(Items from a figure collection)
──────────
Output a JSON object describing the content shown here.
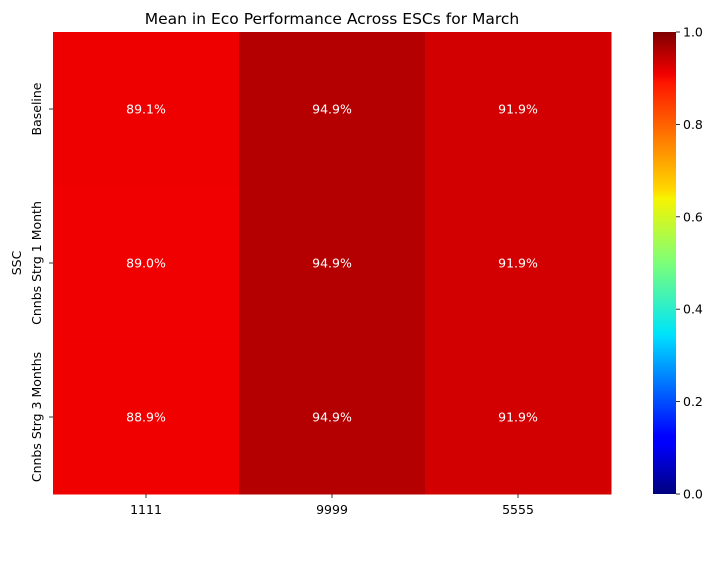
{
  "chart_data": {
    "type": "heatmap",
    "title": "Mean in Eco Performance Across ESCs for March",
    "xlabel": "",
    "ylabel": "SSC",
    "x_categories": [
      "1111",
      "9999",
      "5555"
    ],
    "y_categories": [
      "Baseline",
      "Cnnbs Strg 1 Month",
      "Cnnbs Strg 3 Months"
    ],
    "values": [
      [
        0.891,
        0.949,
        0.919
      ],
      [
        0.89,
        0.949,
        0.919
      ],
      [
        0.889,
        0.949,
        0.919
      ]
    ],
    "cell_labels": [
      [
        "89.1%",
        "94.9%",
        "91.9%"
      ],
      [
        "89.0%",
        "94.9%",
        "91.9%"
      ],
      [
        "88.9%",
        "94.9%",
        "91.9%"
      ]
    ],
    "colormap": "jet",
    "vmin": 0.0,
    "vmax": 1.0,
    "colorbar_ticks": [
      "0.0",
      "0.2",
      "0.4",
      "0.6",
      "0.8",
      "1.0"
    ],
    "colorbar_tick_values": [
      0.0,
      0.2,
      0.4,
      0.6,
      0.8,
      1.0
    ],
    "grid": false
  }
}
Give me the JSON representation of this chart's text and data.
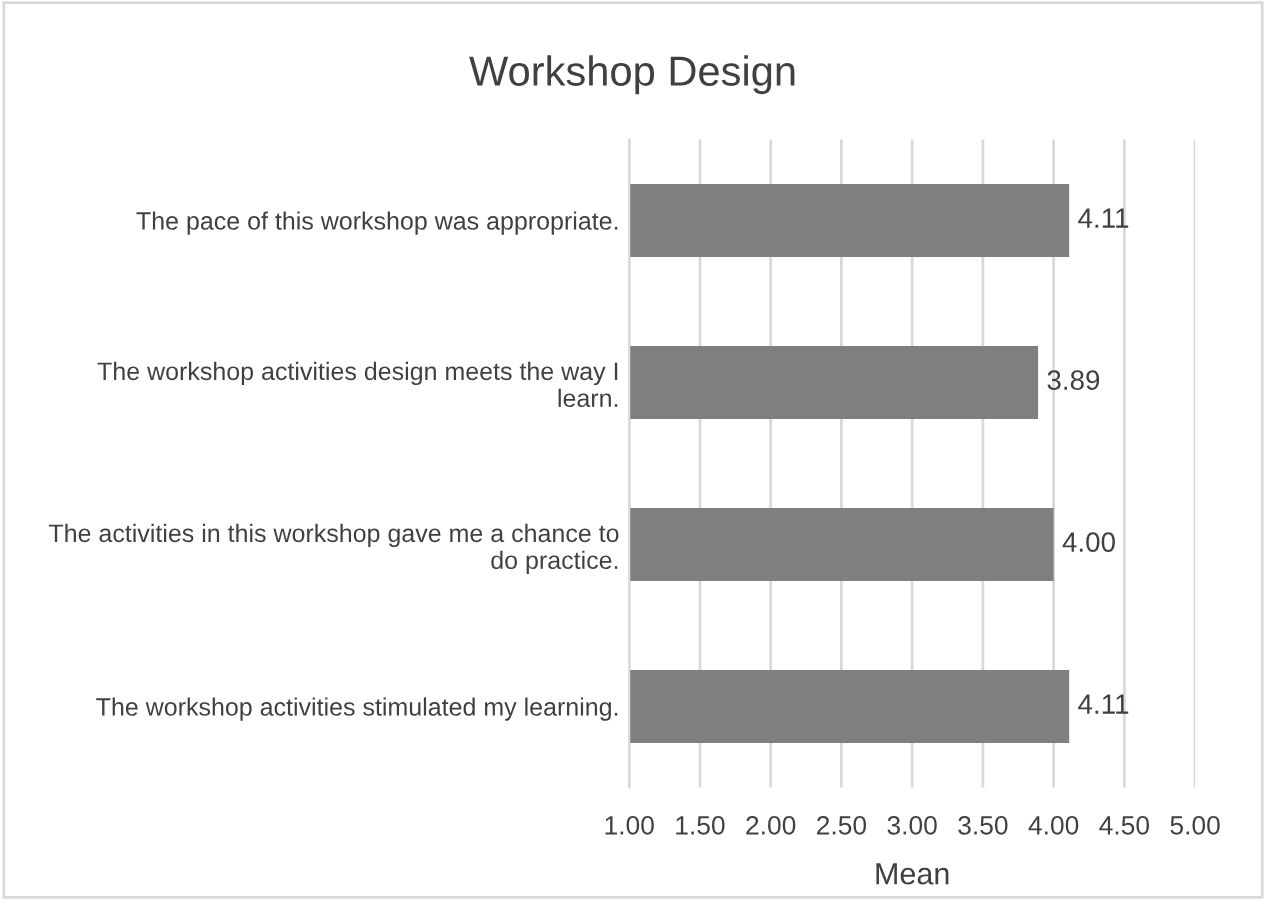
{
  "chart_data": {
    "type": "bar",
    "orientation": "horizontal",
    "title": "Workshop Design",
    "xlabel": "Mean",
    "categories": [
      "The pace of this workshop was appropriate.",
      "The workshop activities design meets the way I\nlearn.",
      "The activities in this workshop gave me a chance to\ndo practice.",
      "The workshop activities stimulated my learning."
    ],
    "values": [
      4.11,
      3.89,
      4.0,
      4.11
    ],
    "value_labels": [
      "4.11",
      "3.89",
      "4.00",
      "4.11"
    ],
    "color": "#7f7f7f",
    "xlim": [
      1,
      5
    ],
    "xticks": [
      {
        "value": 1,
        "label": "1.00"
      },
      {
        "value": 1.5,
        "label": "1.50"
      },
      {
        "value": 2,
        "label": "2.00"
      },
      {
        "value": 2.5,
        "label": "2.50"
      },
      {
        "value": 3,
        "label": "3.00"
      },
      {
        "value": 3.5,
        "label": "3.50"
      },
      {
        "value": 4,
        "label": "4.00"
      },
      {
        "value": 4.5,
        "label": "4.50"
      },
      {
        "value": 5,
        "label": "5.00"
      }
    ],
    "grid": "x",
    "legend": false
  }
}
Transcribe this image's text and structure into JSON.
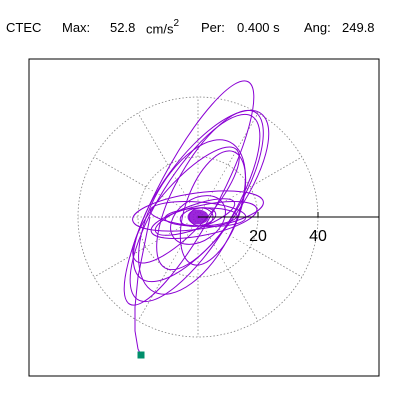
{
  "header": {
    "station": "CTEC",
    "max_label": "Max:",
    "max_value": "52.8",
    "max_unit_base": "cm/s",
    "max_unit_exp": "2",
    "period_label": "Per:",
    "period_value": "0.400 s",
    "angle_label": "Ang:",
    "angle_value": "249.8"
  },
  "chart_data": {
    "type": "line",
    "title": "",
    "xlabel": "",
    "ylabel": "",
    "units": "cm/s2",
    "polar_grid": {
      "rings": [
        20,
        40
      ],
      "spokes_deg": 30,
      "grid": true,
      "style": "dotted"
    },
    "axis_ticks": [
      {
        "value": 20,
        "label": "20"
      },
      {
        "value": 40,
        "label": "40"
      }
    ],
    "xlim": [
      -55,
      55
    ],
    "ylim": [
      -55,
      55
    ],
    "max_value": 52.8,
    "angle_deg": 249.8,
    "orbit_ellipses": [
      {
        "cx": -3,
        "cy": 8,
        "a": 42,
        "b": 10,
        "rot": 62
      },
      {
        "cx": -1,
        "cy": 3,
        "a": 36,
        "b": 12,
        "rot": 58
      },
      {
        "cx": 1,
        "cy": 7,
        "a": 34,
        "b": 13,
        "rot": 54
      },
      {
        "cx": 4,
        "cy": 9,
        "a": 30,
        "b": 11,
        "rot": 60
      },
      {
        "cx": -2,
        "cy": 0,
        "a": 28,
        "b": 14,
        "rot": 63
      },
      {
        "cx": 0,
        "cy": 2,
        "a": 22,
        "b": 6,
        "rot": 8
      },
      {
        "cx": 2,
        "cy": -1,
        "a": 18,
        "b": 5,
        "rot": 12
      },
      {
        "cx": 0,
        "cy": 1,
        "a": 16,
        "b": 4,
        "rot": -4
      },
      {
        "cx": -1,
        "cy": 0,
        "a": 14,
        "b": 4,
        "rot": 20
      },
      {
        "cx": 1,
        "cy": 0,
        "a": 12,
        "b": 3,
        "rot": 2
      },
      {
        "cx": 0,
        "cy": -1,
        "a": 10,
        "b": 7,
        "rot": 35
      },
      {
        "cx": 0,
        "cy": 0,
        "a": 6,
        "b": 3,
        "rot": 10
      },
      {
        "cx": 1,
        "cy": 0,
        "a": 4,
        "b": 3,
        "rot": 0
      },
      {
        "cx": -4,
        "cy": 4,
        "a": 25,
        "b": 8,
        "rot": 48
      },
      {
        "cx": 5,
        "cy": 3,
        "a": 20,
        "b": 9,
        "rot": 70
      }
    ],
    "trace_tail": [
      [
        -16,
        0
      ],
      [
        -18,
        -10
      ],
      [
        -20,
        -20
      ],
      [
        -21,
        -30
      ],
      [
        -21,
        -38
      ],
      [
        -20,
        -44
      ],
      [
        -19,
        -46
      ]
    ],
    "end_marker": {
      "x": -19,
      "y": -46
    },
    "colors": {
      "trace": "#8a00d4",
      "marker": "#008f6b",
      "grid": "#7f7f7f",
      "frame": "#000000"
    }
  }
}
──────────
In the listing, find every line with the word "JSON" and state how many there are, nothing more.

3